What to do - Return all lines from the listing below in which the string "Adicionar" occurs.

________________

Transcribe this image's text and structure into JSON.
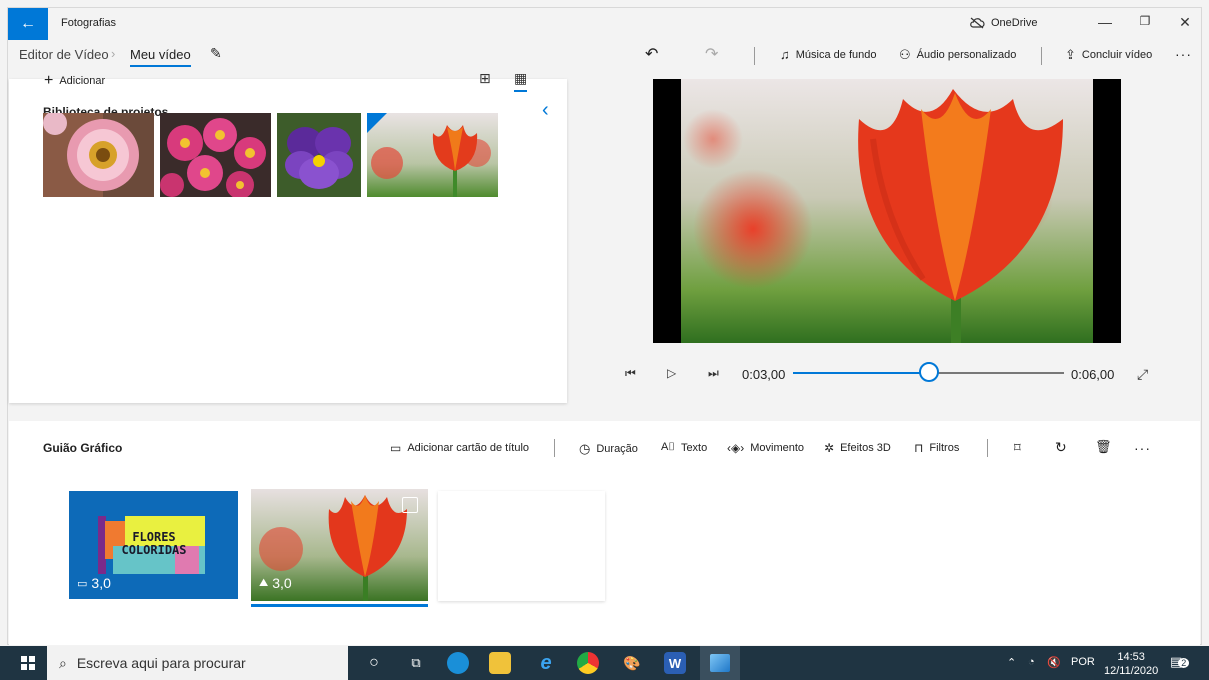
{
  "window": {
    "app_title": "Fotografias",
    "onedrive_label": "OneDrive"
  },
  "breadcrumb": {
    "parent": "Editor de Vídeo",
    "current": "Meu vídeo"
  },
  "toolbar": {
    "background_music": "Música de fundo",
    "custom_audio": "Áudio personalizado",
    "finish_video": "Concluir vídeo"
  },
  "library": {
    "title": "Biblioteca de projetos",
    "add_label": "Adicionar",
    "thumbnails": [
      "gerbera-flower",
      "pink-daisies",
      "purple-pansy",
      "orange-tulip"
    ]
  },
  "player": {
    "current_time": "0:03,00",
    "total_time": "0:06,00",
    "progress": 0.5
  },
  "storyboard": {
    "title": "Guião Gráfico",
    "add_title_card": "Adicionar cartão de título",
    "duration": "Duração",
    "text": "Texto",
    "motion": "Movimento",
    "effects_3d": "Efeitos 3D",
    "filters": "Filtros",
    "cards": [
      {
        "title_line1": "FLORES",
        "title_line2": "COLORIDAS",
        "duration": "3,0"
      },
      {
        "duration": "3,0"
      }
    ]
  },
  "taskbar": {
    "search_placeholder": "Escreva aqui para procurar",
    "language": "POR",
    "time": "14:53",
    "date": "12/11/2020",
    "notifications": "2"
  },
  "colors": {
    "accent": "#0078d7",
    "taskbar": "#1f3442",
    "title_card_bg": "#0d6ab8"
  }
}
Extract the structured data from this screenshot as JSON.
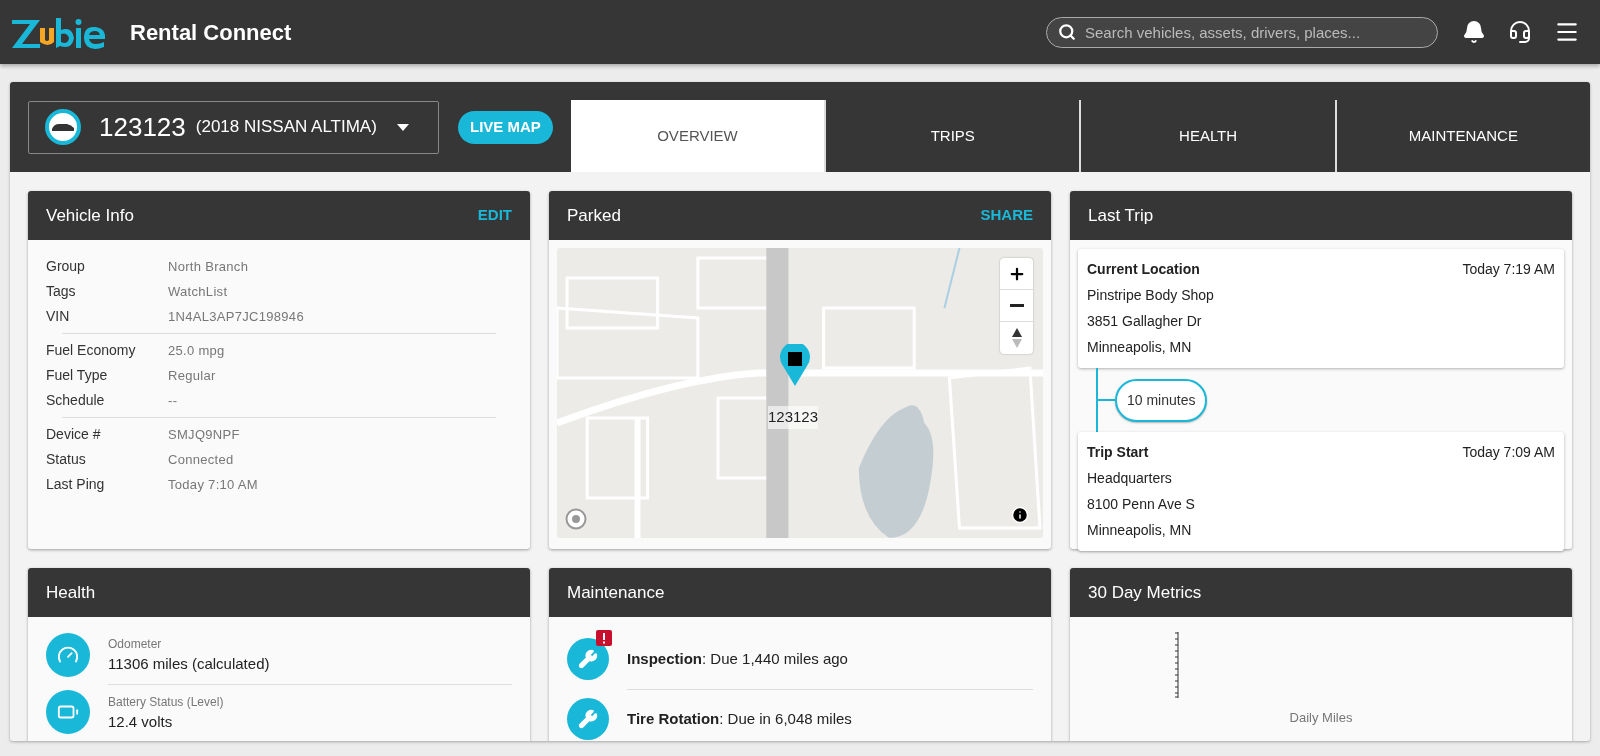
{
  "header": {
    "app_name": "Rental Connect",
    "search": {
      "placeholder": "Search vehicles, assets, drivers, places..."
    }
  },
  "vehicle_selector": {
    "number": "123123",
    "model": "(2018 NISSAN ALTIMA)"
  },
  "live_map_button": "LIVE MAP",
  "tabs": [
    {
      "label": "OVERVIEW",
      "selected": true
    },
    {
      "label": "TRIPS",
      "selected": false
    },
    {
      "label": "HEALTH",
      "selected": false
    },
    {
      "label": "MAINTENANCE",
      "selected": false
    }
  ],
  "vehicle_info": {
    "title": "Vehicle Info",
    "action": "EDIT",
    "groups": [
      [
        {
          "label": "Group",
          "value": "North Branch"
        },
        {
          "label": "Tags",
          "value": "WatchList"
        },
        {
          "label": "VIN",
          "value": "1N4AL3AP7JC198946"
        }
      ],
      [
        {
          "label": "Fuel Economy",
          "value": "25.0 mpg"
        },
        {
          "label": "Fuel Type",
          "value": "Regular"
        },
        {
          "label": "Schedule",
          "value": "--"
        }
      ],
      [
        {
          "label": "Device #",
          "value": "SMJQ9NPF"
        },
        {
          "label": "Status",
          "value": "Connected"
        },
        {
          "label": "Last Ping",
          "value": "Today 7:10 AM"
        }
      ]
    ]
  },
  "parked": {
    "title": "Parked",
    "action": "SHARE",
    "map": {
      "kind": "picture",
      "marker_label": "123123"
    }
  },
  "last_trip": {
    "title": "Last Trip",
    "stops": [
      {
        "title": "Current Location",
        "time": "Today 7:19 AM",
        "lines": [
          "Pinstripe Body Shop",
          "3851 Gallagher Dr",
          "Minneapolis, MN"
        ]
      },
      {
        "title": "Trip Start",
        "time": "Today 7:09 AM",
        "lines": [
          "Headquarters",
          "8100 Penn Ave S",
          "Minneapolis, MN"
        ]
      }
    ],
    "duration": "10 minutes"
  },
  "health": {
    "title": "Health",
    "items": [
      {
        "kind": "odometer",
        "label": "Odometer",
        "value": "11306 miles (calculated)"
      },
      {
        "kind": "battery",
        "label": "Battery Status (Level)",
        "value": "12.4 volts"
      }
    ]
  },
  "maintenance": {
    "title": "Maintenance",
    "items": [
      {
        "text": "**Inspection**: Due 1,440 miles ago",
        "alert": true
      },
      {
        "text": "**Tire Rotation**: Due in 6,048 miles",
        "alert": false
      }
    ]
  },
  "metrics": {
    "title": "30 Day Metrics",
    "chart_label": "Daily Miles"
  }
}
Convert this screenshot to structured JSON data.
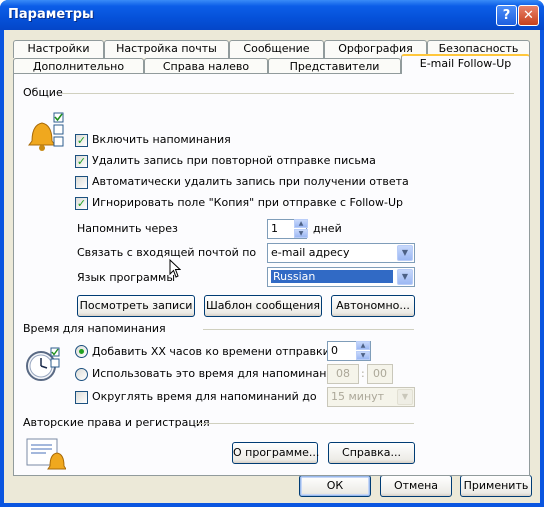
{
  "window": {
    "title": "Параметры",
    "help_glyph": "?",
    "close_glyph": "✕"
  },
  "tabs_row1": [
    "Настройки",
    "Настройка почты",
    "Сообщение",
    "Орфография",
    "Безопасность"
  ],
  "tabs_row2": [
    "Дополнительно",
    "Справа налево",
    "Представители",
    "E-mail Follow-Up"
  ],
  "general": {
    "heading": "Общие",
    "checkboxes": [
      {
        "label": "Включить напоминания",
        "checked": true
      },
      {
        "label": "Удалить запись при повторной отправке письма",
        "checked": true
      },
      {
        "label": "Автоматически удалить запись при получении ответа",
        "checked": false
      },
      {
        "label": "Игнорировать поле \"Копия\" при отправке с Follow-Up",
        "checked": true
      }
    ],
    "remind_label": "Напомнить через",
    "remind_value": "1",
    "remind_unit": "дней",
    "link_label": "Связать с входящей почтой по",
    "link_value": "e-mail адресу",
    "lang_label": "Язык программы",
    "lang_value": "Russian",
    "buttons": [
      "Посмотреть записи",
      "Шаблон сообщения",
      "Автономно..."
    ]
  },
  "reminder_time": {
    "heading": "Время для напоминания",
    "option1": "Добавить XX часов ко времени отправки",
    "option1_value": "0",
    "option1_selected": true,
    "option2": "Использовать это время для напоминаний:",
    "hour": "08",
    "minute": "00",
    "round_label": "Округлять время для напоминаний до",
    "round_value": "15 минут"
  },
  "copyright": {
    "heading": "Авторские права и регистрация",
    "about_button": "О программе...",
    "help_button": "Справка..."
  },
  "footer": {
    "ok": "ОК",
    "cancel": "Отмена",
    "apply": "Применить"
  },
  "colors": {
    "title_bar": "#0551d9",
    "selection": "#316ac5",
    "check": "#21a121"
  }
}
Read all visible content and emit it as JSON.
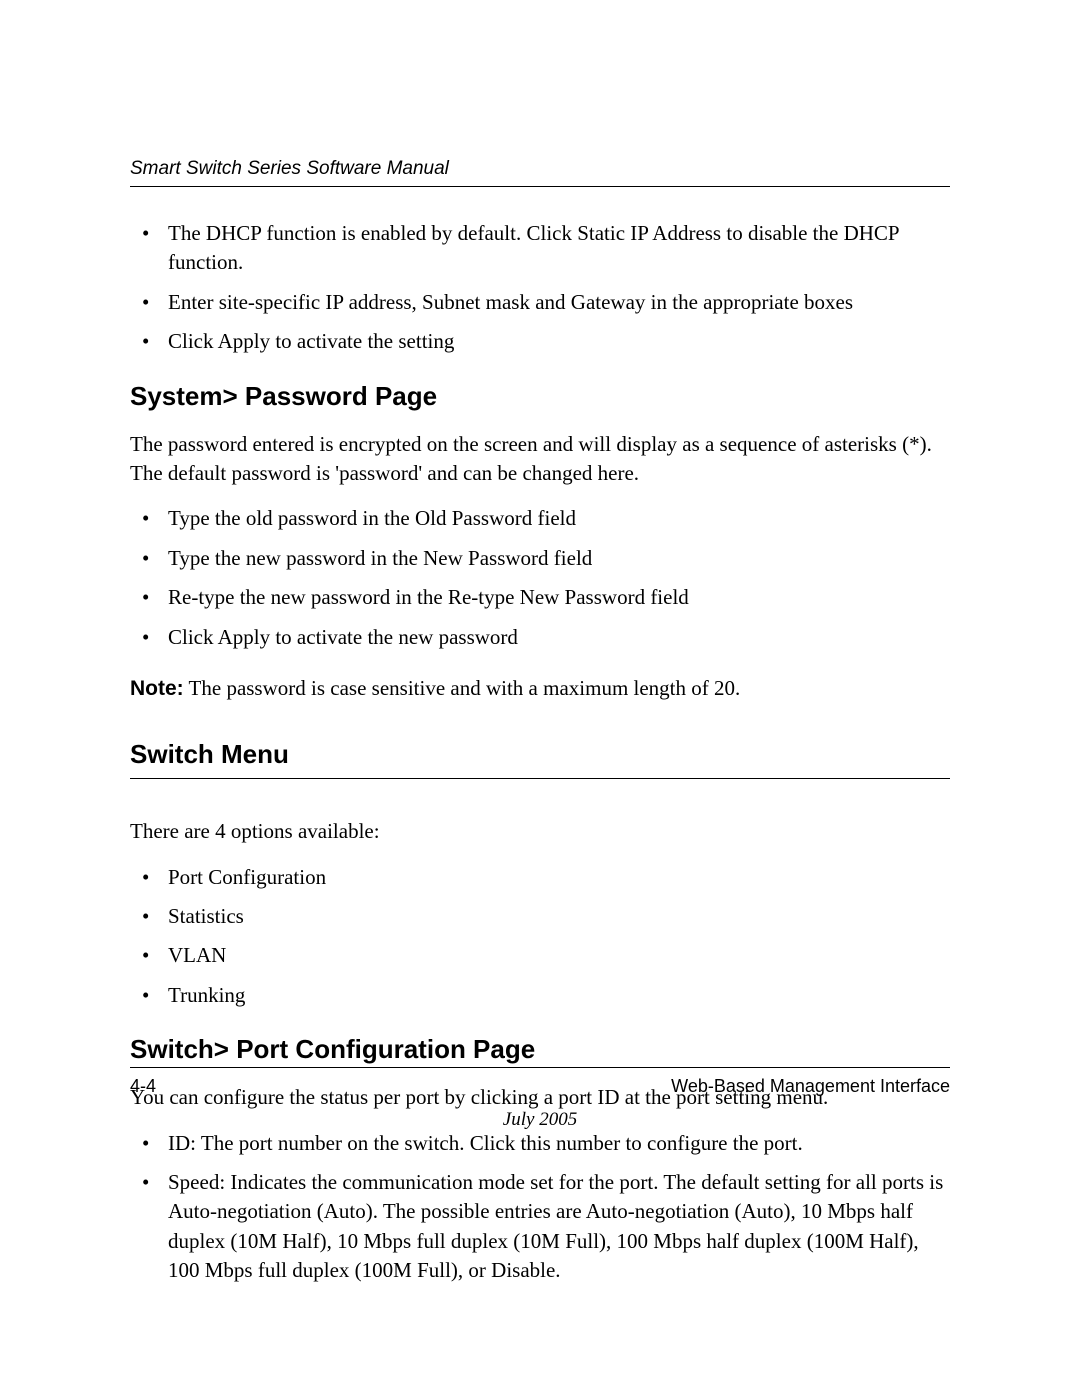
{
  "header": {
    "running_title": "Smart Switch Series Software Manual"
  },
  "intro_bullets": [
    "The DHCP function is enabled by default. Click Static IP Address to disable the DHCP function.",
    "Enter site-specific IP address, Subnet mask and Gateway in the appropriate boxes",
    "Click Apply to activate the setting"
  ],
  "section_password": {
    "heading": "System> Password Page",
    "intro": "The password entered is encrypted on the screen and will display as a sequence of asterisks (*). The default password is 'password' and can be changed here.",
    "bullets": [
      "Type the old password in the Old Password field",
      "Type the new password in the New Password field",
      "Re-type the new password in the Re-type New Password field",
      "Click Apply to activate the new password"
    ],
    "note_label": "Note:",
    "note_text": " The password is case sensitive and with a maximum length of 20."
  },
  "section_switch_menu": {
    "heading": "Switch Menu",
    "intro": "There are 4 options available:",
    "bullets": [
      "Port Configuration",
      "Statistics",
      "VLAN",
      "Trunking"
    ]
  },
  "section_port_config": {
    "heading": "Switch> Port Configuration Page",
    "intro": "You can configure the status per port by clicking a port ID at the port setting menu.",
    "bullets": [
      "ID: The port number on the switch. Click this number to configure the port.",
      "Speed: Indicates the communication mode set for the port. The default setting for all ports is Auto-negotiation (Auto). The possible entries are Auto-negotiation (Auto), 10 Mbps half duplex (10M Half), 10 Mbps full duplex (10M Full), 100 Mbps half duplex (100M Half), 100 Mbps full duplex (100M Full), or Disable."
    ]
  },
  "footer": {
    "page_number": "4-4",
    "section_title": "Web-Based Management Interface",
    "date": "July 2005"
  }
}
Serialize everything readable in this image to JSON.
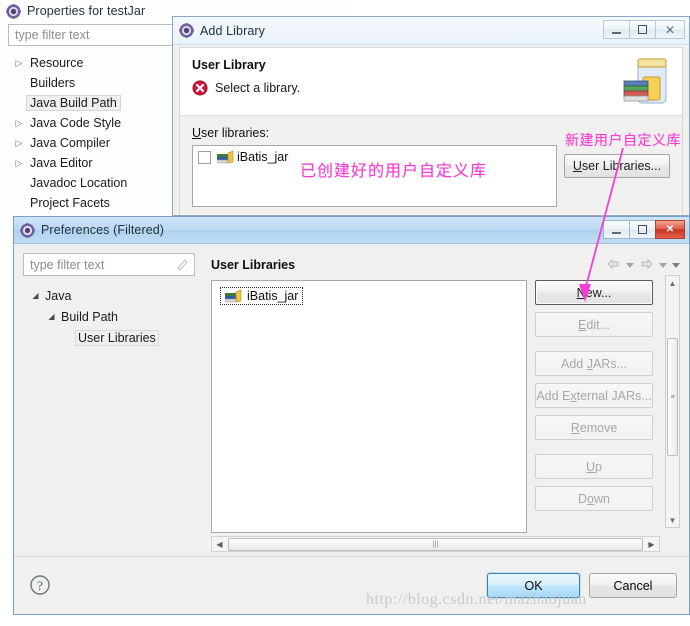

________________

Answer to the problem -
    "add_label": "Adicionar",
    "add_title_card": "Adicionar cartão de título",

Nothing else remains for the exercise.